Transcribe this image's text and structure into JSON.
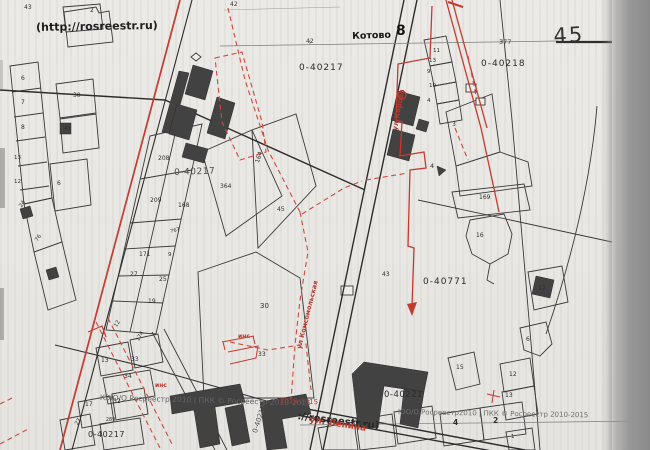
{
  "colors": {
    "paper": "#eae8e4",
    "ink": "#2e2e2e",
    "red_annotation": "#c23b30",
    "red_dashed": "#cf4a3c",
    "building_fill": "#424242",
    "watermark_gray": "#636363",
    "scanner_band": "#969696"
  },
  "map": {
    "source_url_label": "(http://rosreestr.ru)",
    "sheet_number": "45",
    "settlement": {
      "name": "Котово",
      "index": "8"
    },
    "cadastral_quarters": [
      "0-40217",
      "0-40218",
      "0-40771",
      "0-40221"
    ],
    "streets": [
      "ул Кирова",
      "ул Комсомольская",
      "ул. Ленина"
    ],
    "watermarks": {
      "left": "КЭЮ/О Росреестр 2010 | ПКК © Росреестр 2010-2015",
      "right": "ЮО/О Росреестр2010 | ПКК © Росреестр 2010-2015",
      "url_bottom": "://rosreestr.ru)"
    },
    "labels": [
      {
        "n": "url-watermark-top",
        "t": "(http://rosreestr.ru)",
        "x": 36,
        "y": 22,
        "s": 11,
        "w": 600,
        "c": "#1f1f1f",
        "r": -1
      },
      {
        "n": "settlement-name",
        "t": "Котово",
        "x": 352,
        "y": 32,
        "s": 9.5,
        "w": 700,
        "c": "#161616",
        "r": -2
      },
      {
        "n": "settlement-index",
        "t": "8",
        "x": 396,
        "y": 24,
        "s": 14,
        "w": 700,
        "c": "#161616"
      },
      {
        "n": "sheet-number",
        "t": "45",
        "x": 553,
        "y": 26,
        "s": 21,
        "w": 500,
        "c": "#333333",
        "r": -3,
        "ls": 2
      },
      {
        "n": "distance-label",
        "t": "377",
        "x": 499,
        "y": 39,
        "s": 6.5,
        "c": "#3a3a3a"
      },
      {
        "n": "distance-label",
        "t": "42",
        "x": 230,
        "y": 2,
        "s": 6,
        "c": "#3a3a3a"
      },
      {
        "n": "distance-label",
        "t": "42",
        "x": 306,
        "y": 39,
        "s": 6,
        "c": "#3a3a3a"
      },
      {
        "n": "quarter-label",
        "t": "0-40217",
        "x": 299,
        "y": 64,
        "s": 9,
        "ls": 1,
        "c": "#2a2a2a"
      },
      {
        "n": "quarter-label",
        "t": "0-40218",
        "x": 481,
        "y": 60,
        "s": 9,
        "ls": 1,
        "c": "#2a2a2a"
      },
      {
        "n": "quarter-label-stamp",
        "t": "0-40217",
        "x": 174,
        "y": 169,
        "s": 9,
        "ls": 0.5,
        "c": "#4a4a4a",
        "r": -2
      },
      {
        "n": "quarter-label",
        "t": "0-40771",
        "x": 423,
        "y": 278,
        "s": 9,
        "ls": 1,
        "c": "#2a2a2a"
      },
      {
        "n": "quarter-label",
        "t": "0-40221",
        "x": 384,
        "y": 391,
        "s": 8.5,
        "ls": 0.5,
        "c": "#2a2a2a"
      },
      {
        "n": "quarter-label",
        "t": "0-40217",
        "x": 88,
        "y": 431,
        "s": 8,
        "ls": 0.5,
        "c": "#2a2a2a"
      },
      {
        "n": "quarter-label",
        "t": "0-40217",
        "x": 252,
        "y": 432,
        "s": 7,
        "c": "#555555",
        "r": -72
      },
      {
        "n": "watermark-left",
        "t": "КЭЮ/О Росреестр 2010 | ПКК © Росреестр 2010-2015",
        "x": 100,
        "y": 394,
        "s": 7.5,
        "c": "#636363",
        "r": 1.5
      },
      {
        "n": "watermark-right",
        "t": "ЮО/О Росреестр2010 | ПКК © Росреестр 2010-2015",
        "x": 398,
        "y": 409,
        "s": 7,
        "c": "#6e6e6e",
        "r": 1
      },
      {
        "n": "watermark-tail",
        "t": "2010-2015",
        "x": 280,
        "y": 398,
        "s": 7,
        "c": "#b23a30",
        "r": 2
      },
      {
        "n": "url-watermark-bottom",
        "t": "://rosreestr.ru)",
        "x": 298,
        "y": 412,
        "s": 10,
        "w": 700,
        "c": "#262626",
        "r": 7
      },
      {
        "n": "street-name",
        "t": "ул Кирова",
        "x": 392,
        "y": 130,
        "s": 7,
        "c": "#b23a30",
        "r": -80,
        "w": 600
      },
      {
        "n": "street-name",
        "t": "ул Комсомольская",
        "x": 296,
        "y": 348,
        "s": 6.5,
        "c": "#b23a30",
        "r": -76,
        "w": 600
      },
      {
        "n": "street-name",
        "t": "ул. Ленина",
        "x": 310,
        "y": 416,
        "s": 9,
        "c": "#c23b30",
        "r": 9,
        "w": 600
      },
      {
        "n": "annotation",
        "t": "инс",
        "x": 238,
        "y": 334,
        "s": 6,
        "c": "#b23a30",
        "w": 600
      },
      {
        "n": "annotation",
        "t": "инс",
        "x": 155,
        "y": 383,
        "s": 6,
        "c": "#b23a30",
        "w": 600
      },
      {
        "n": "parcel-number",
        "t": "43",
        "x": 24,
        "y": 5,
        "s": 6
      },
      {
        "n": "parcel-number",
        "t": "2",
        "x": 90,
        "y": 8,
        "s": 6
      },
      {
        "n": "parcel-number",
        "t": "6",
        "x": 21,
        "y": 76,
        "s": 6
      },
      {
        "n": "parcel-number",
        "t": "7",
        "x": 21,
        "y": 100,
        "s": 6
      },
      {
        "n": "parcel-number",
        "t": "8",
        "x": 21,
        "y": 125,
        "s": 6
      },
      {
        "n": "parcel-number",
        "t": "13",
        "x": 14,
        "y": 156,
        "s": 5.5
      },
      {
        "n": "parcel-number",
        "t": "12",
        "x": 14,
        "y": 180,
        "s": 5.5
      },
      {
        "n": "parcel-number",
        "t": "24",
        "x": 19,
        "y": 206,
        "s": 5.5,
        "r": -55
      },
      {
        "n": "parcel-number",
        "t": "76",
        "x": 35,
        "y": 240,
        "s": 5.5,
        "r": -55
      },
      {
        "n": "parcel-number",
        "t": "30",
        "x": 73,
        "y": 93,
        "s": 6
      },
      {
        "n": "parcel-number",
        "t": "40",
        "x": 64,
        "y": 127,
        "s": 5
      },
      {
        "n": "parcel-number",
        "t": "6",
        "x": 57,
        "y": 181,
        "s": 6
      },
      {
        "n": "parcel-number",
        "t": "208",
        "x": 158,
        "y": 156,
        "s": 6
      },
      {
        "n": "parcel-number",
        "t": "209",
        "x": 150,
        "y": 198,
        "s": 6
      },
      {
        "n": "parcel-number",
        "t": "168",
        "x": 178,
        "y": 203,
        "s": 6
      },
      {
        "n": "parcel-number",
        "t": "164",
        "x": 255,
        "y": 162,
        "s": 6,
        "r": -72
      },
      {
        "n": "parcel-number",
        "t": "364",
        "x": 220,
        "y": 184,
        "s": 6
      },
      {
        "n": "parcel-number",
        "t": "45",
        "x": 277,
        "y": 207,
        "s": 6
      },
      {
        "n": "parcel-number",
        "t": "171",
        "x": 139,
        "y": 252,
        "s": 6
      },
      {
        "n": "parcel-number",
        "t": "27",
        "x": 130,
        "y": 272,
        "s": 6
      },
      {
        "n": "parcel-number",
        "t": "25",
        "x": 159,
        "y": 277,
        "s": 6
      },
      {
        "n": "parcel-number",
        "t": "19",
        "x": 148,
        "y": 299,
        "s": 6
      },
      {
        "n": "parcel-number",
        "t": "9",
        "x": 168,
        "y": 253,
        "s": 5.5
      },
      {
        "n": "parcel-number",
        "t": "767",
        "x": 170,
        "y": 230,
        "s": 5,
        "r": -15
      },
      {
        "n": "parcel-number",
        "t": "12",
        "x": 114,
        "y": 326,
        "s": 5.5,
        "r": -60
      },
      {
        "n": "parcel-number",
        "t": "174",
        "x": 136,
        "y": 340,
        "s": 5.5,
        "r": -60
      },
      {
        "n": "parcel-number",
        "t": "30",
        "x": 260,
        "y": 303,
        "s": 7
      },
      {
        "n": "parcel-number",
        "t": "33",
        "x": 258,
        "y": 352,
        "s": 6
      },
      {
        "n": "parcel-number",
        "t": "43",
        "x": 382,
        "y": 272,
        "s": 6
      },
      {
        "n": "parcel-number",
        "t": "13",
        "x": 101,
        "y": 358,
        "s": 6
      },
      {
        "n": "parcel-number",
        "t": "33",
        "x": 131,
        "y": 357,
        "s": 6
      },
      {
        "n": "parcel-number",
        "t": "34",
        "x": 124,
        "y": 374,
        "s": 6
      },
      {
        "n": "parcel-number",
        "t": "17",
        "x": 85,
        "y": 402,
        "s": 6
      },
      {
        "n": "parcel-number",
        "t": "32",
        "x": 113,
        "y": 399,
        "s": 6
      },
      {
        "n": "parcel-number",
        "t": "27",
        "x": 75,
        "y": 424,
        "s": 5.5,
        "r": -60
      },
      {
        "n": "parcel-number",
        "t": "289",
        "x": 106,
        "y": 419,
        "s": 4.8
      },
      {
        "n": "parcel-number",
        "t": "11",
        "x": 433,
        "y": 49,
        "s": 5.5
      },
      {
        "n": "parcel-number",
        "t": "13",
        "x": 429,
        "y": 59,
        "s": 5.5
      },
      {
        "n": "parcel-number",
        "t": "9",
        "x": 427,
        "y": 70,
        "s": 5.5
      },
      {
        "n": "parcel-number",
        "t": "10",
        "x": 429,
        "y": 84,
        "s": 5.5
      },
      {
        "n": "parcel-number",
        "t": "4",
        "x": 427,
        "y": 99,
        "s": 5.5
      },
      {
        "n": "parcel-number",
        "t": "3",
        "x": 452,
        "y": 122,
        "s": 6
      },
      {
        "n": "parcel-number",
        "t": "4",
        "x": 430,
        "y": 163,
        "s": 6.5
      },
      {
        "n": "parcel-number",
        "t": "169",
        "x": 479,
        "y": 195,
        "s": 6
      },
      {
        "n": "parcel-number",
        "t": "16",
        "x": 476,
        "y": 233,
        "s": 6
      },
      {
        "n": "parcel-number",
        "t": "17",
        "x": 538,
        "y": 286,
        "s": 6
      },
      {
        "n": "parcel-number",
        "t": "6",
        "x": 526,
        "y": 337,
        "s": 6
      },
      {
        "n": "parcel-number",
        "t": "15",
        "x": 456,
        "y": 365,
        "s": 6
      },
      {
        "n": "parcel-number",
        "t": "12",
        "x": 509,
        "y": 372,
        "s": 6
      },
      {
        "n": "parcel-number",
        "t": "13",
        "x": 505,
        "y": 393,
        "s": 6
      },
      {
        "n": "section-number",
        "t": "4",
        "x": 453,
        "y": 419,
        "s": 7.5,
        "w": 600
      },
      {
        "n": "section-number",
        "t": "2",
        "x": 493,
        "y": 417,
        "s": 7.5,
        "w": 600
      },
      {
        "n": "parcel-number",
        "t": "1",
        "x": 511,
        "y": 435,
        "s": 5.5
      }
    ]
  }
}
##############################
#### GOAL:
In the listing, find every line containing the word "left" and list it.

#### REPLY TO THE TASK:
      "left": "КЭЮ/О Росреестр 2010 | ПКК © Росреестр 2010-2015",
        "n": "watermark-left",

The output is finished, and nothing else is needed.